> _EXERCISE INPUTS_

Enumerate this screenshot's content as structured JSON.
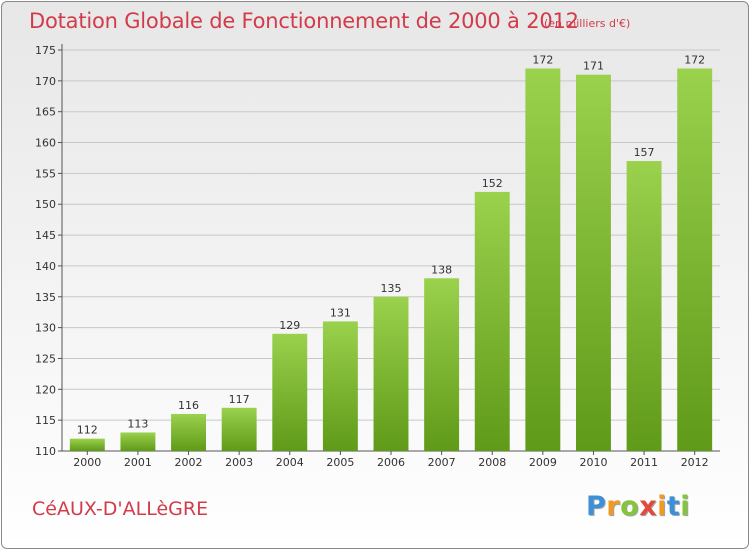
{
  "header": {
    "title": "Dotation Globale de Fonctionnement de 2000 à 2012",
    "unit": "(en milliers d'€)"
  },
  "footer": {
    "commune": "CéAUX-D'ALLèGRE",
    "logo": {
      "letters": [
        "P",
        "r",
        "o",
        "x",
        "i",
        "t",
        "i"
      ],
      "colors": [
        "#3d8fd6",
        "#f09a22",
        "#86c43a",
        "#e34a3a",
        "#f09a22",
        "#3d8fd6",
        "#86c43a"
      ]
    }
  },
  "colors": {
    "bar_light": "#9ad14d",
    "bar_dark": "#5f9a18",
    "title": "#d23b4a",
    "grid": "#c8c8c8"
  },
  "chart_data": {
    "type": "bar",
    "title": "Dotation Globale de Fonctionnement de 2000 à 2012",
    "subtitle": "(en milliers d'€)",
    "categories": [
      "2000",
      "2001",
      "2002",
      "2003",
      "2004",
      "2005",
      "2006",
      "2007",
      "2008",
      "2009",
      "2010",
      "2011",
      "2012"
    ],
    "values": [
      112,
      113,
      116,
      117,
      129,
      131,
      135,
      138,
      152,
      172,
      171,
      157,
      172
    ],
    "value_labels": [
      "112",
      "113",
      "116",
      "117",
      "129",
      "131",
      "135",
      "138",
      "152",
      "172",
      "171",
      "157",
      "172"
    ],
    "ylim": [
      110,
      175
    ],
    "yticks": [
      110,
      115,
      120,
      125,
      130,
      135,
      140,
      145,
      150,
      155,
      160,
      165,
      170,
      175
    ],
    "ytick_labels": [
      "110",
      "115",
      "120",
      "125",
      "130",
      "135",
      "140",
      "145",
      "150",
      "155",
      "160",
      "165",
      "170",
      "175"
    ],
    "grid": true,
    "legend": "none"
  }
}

> _PROBLEM_
Give every line back word for word and leave the pictures out.

> _TASK RESPONSE_
Enumerate this screenshot's content as structured JSON.
{
  "header": {
    "title": "Dotation Globale de Fonctionnement de 2000 à 2012",
    "unit": "(en milliers d'€)"
  },
  "footer": {
    "commune": "CéAUX-D'ALLèGRE",
    "logo": {
      "letters": [
        "P",
        "r",
        "o",
        "x",
        "i",
        "t",
        "i"
      ],
      "colors": [
        "#3d8fd6",
        "#f09a22",
        "#86c43a",
        "#e34a3a",
        "#f09a22",
        "#3d8fd6",
        "#86c43a"
      ]
    }
  },
  "colors": {
    "bar_light": "#9ad14d",
    "bar_dark": "#5f9a18",
    "title": "#d23b4a",
    "grid": "#c8c8c8"
  },
  "chart_data": {
    "type": "bar",
    "title": "Dotation Globale de Fonctionnement de 2000 à 2012",
    "subtitle": "(en milliers d'€)",
    "categories": [
      "2000",
      "2001",
      "2002",
      "2003",
      "2004",
      "2005",
      "2006",
      "2007",
      "2008",
      "2009",
      "2010",
      "2011",
      "2012"
    ],
    "values": [
      112,
      113,
      116,
      117,
      129,
      131,
      135,
      138,
      152,
      172,
      171,
      157,
      172
    ],
    "value_labels": [
      "112",
      "113",
      "116",
      "117",
      "129",
      "131",
      "135",
      "138",
      "152",
      "172",
      "171",
      "157",
      "172"
    ],
    "ylim": [
      110,
      175
    ],
    "yticks": [
      110,
      115,
      120,
      125,
      130,
      135,
      140,
      145,
      150,
      155,
      160,
      165,
      170,
      175
    ],
    "ytick_labels": [
      "110",
      "115",
      "120",
      "125",
      "130",
      "135",
      "140",
      "145",
      "150",
      "155",
      "160",
      "165",
      "170",
      "175"
    ],
    "grid": true,
    "legend": "none"
  }
}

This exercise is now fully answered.